GOAL OF THE EXERCISE> Below are some records. How many of their lines contain the string "this"? Give the number only.

Dataset rows:
(begin)

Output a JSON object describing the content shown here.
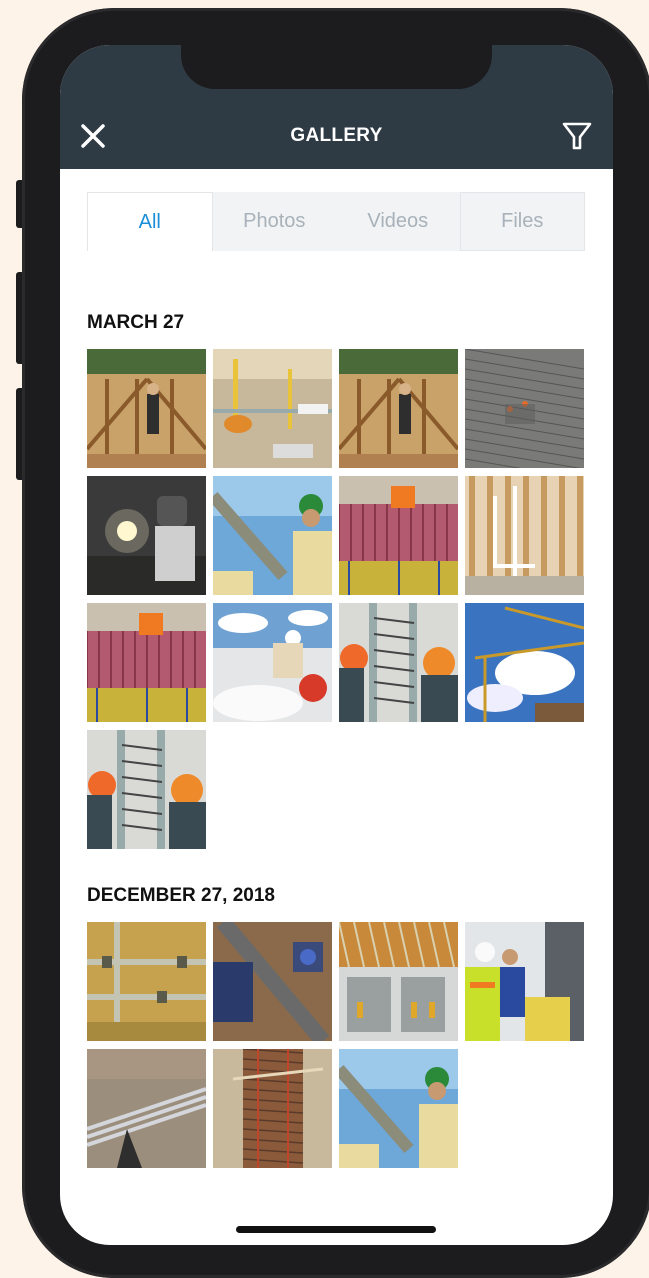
{
  "header": {
    "title": "GALLERY"
  },
  "tabs": [
    {
      "label": "All"
    },
    {
      "label": "Photos"
    },
    {
      "label": "Videos"
    },
    {
      "label": "Files"
    }
  ],
  "sections": [
    {
      "title": "MARCH 27",
      "photos": [
        "roof-trusses",
        "crane-site",
        "roof-trusses",
        "rebar-field",
        "welder",
        "worker-pipe",
        "rebar-bucket",
        "framing-interior",
        "rebar-bucket",
        "concrete-saw",
        "electrical-workers",
        "cranes-sky",
        "electrical-workers"
      ]
    },
    {
      "title": "DECEMBER 27, 2018",
      "photos": [
        "wall-pipes",
        "pipe-trench",
        "electrical-panel",
        "workers-vests",
        "conduit-ground",
        "rebar-trench",
        "worker-pipe"
      ]
    }
  ],
  "colors": {
    "header_bg": "#2e3a44",
    "accent": "#1a8fd8"
  }
}
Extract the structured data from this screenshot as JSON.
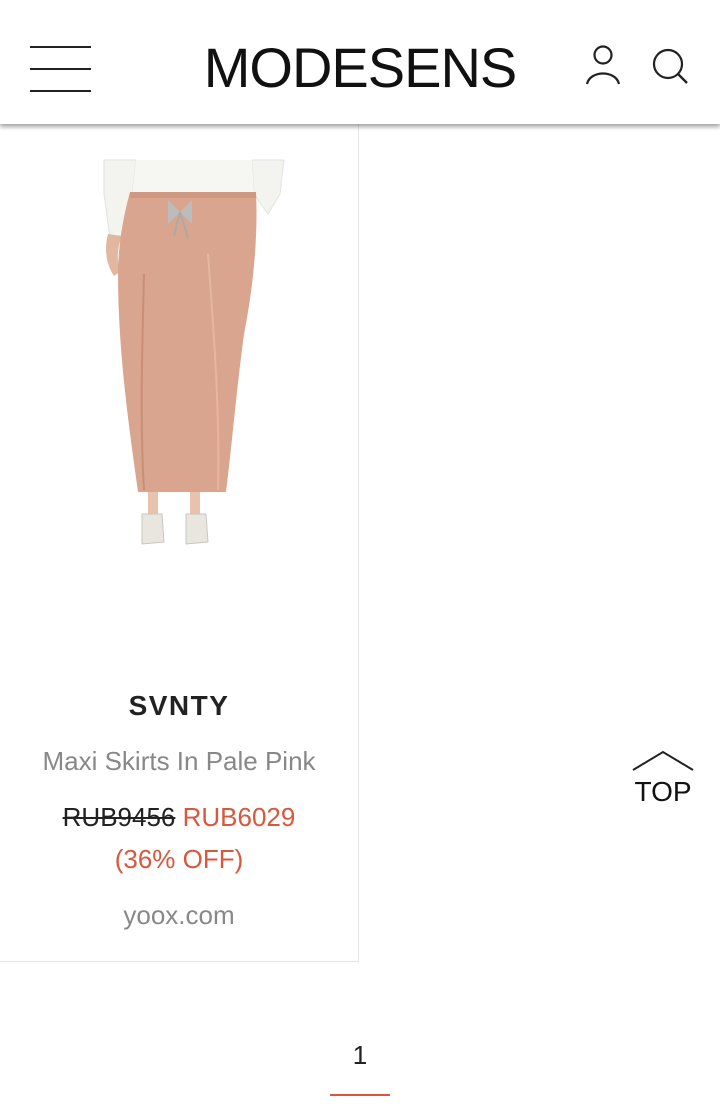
{
  "header": {
    "logo": "MODESENS",
    "menu_icon": "hamburger-icon",
    "user_icon": "user-icon",
    "search_icon": "search-icon"
  },
  "product": {
    "brand": "SVNTY",
    "title": "Maxi Skirts In Pale Pink",
    "original_price": "RUB9456",
    "sale_price": "RUB6029",
    "discount": "(36% OFF)",
    "store": "yoox.com",
    "image_icon": "product-photo"
  },
  "scroll_top": {
    "label": "TOP",
    "icon": "chevron-up-icon"
  },
  "pagination": {
    "current_page": "1"
  },
  "colors": {
    "sale": "#d9573c",
    "muted_text": "#888888",
    "skirt": "#d9a58e"
  }
}
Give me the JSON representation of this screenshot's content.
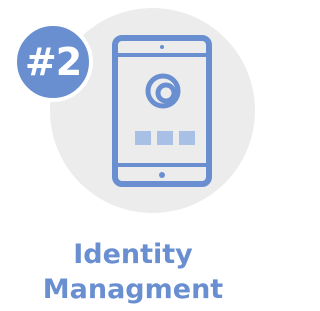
{
  "badge": {
    "text": "#2"
  },
  "title": {
    "line1": "Identity",
    "line2": "Managment"
  },
  "colors": {
    "accent": "#6a8fd1",
    "accent_light": "#a9c0e6",
    "circle_bg": "#ececec"
  },
  "icons": {
    "device": "tablet-icon",
    "app": "fingerprint-logo-icon",
    "tiles": "app-tile-icon"
  }
}
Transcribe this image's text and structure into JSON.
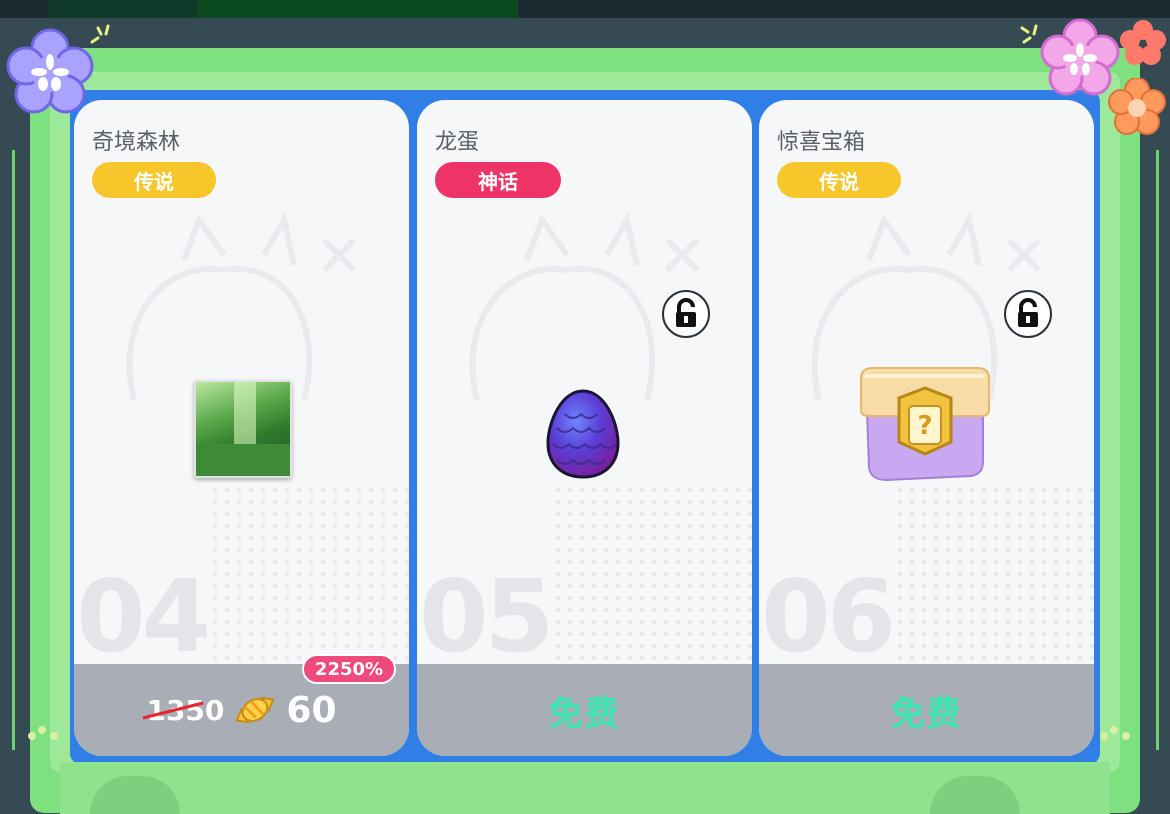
{
  "cards": [
    {
      "title": "奇境森林",
      "rarity": "传说",
      "number": "04",
      "item": "forest-scene-image",
      "old_price": "1350",
      "currency": "candy-icon",
      "new_price": "60",
      "discount": "2250%"
    },
    {
      "title": "龙蛋",
      "rarity": "神话",
      "number": "05",
      "item": "dragon-egg-image",
      "price_label": "免费",
      "locked": true
    },
    {
      "title": "惊喜宝箱",
      "rarity": "传说",
      "number": "06",
      "item": "surprise-chest-image",
      "price_label": "免费",
      "locked": true
    }
  ],
  "colors": {
    "legend_badge": "#f6c62b",
    "myth_badge": "#ee3467",
    "free_text": "#3ee6b2",
    "frame_green": "#7fe07f",
    "card_bg": "#f6f7f9",
    "footer": "#a8adb6"
  },
  "decorations": [
    "flower-icon",
    "sparkle-icon"
  ]
}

(end)

TASK RESULT> 3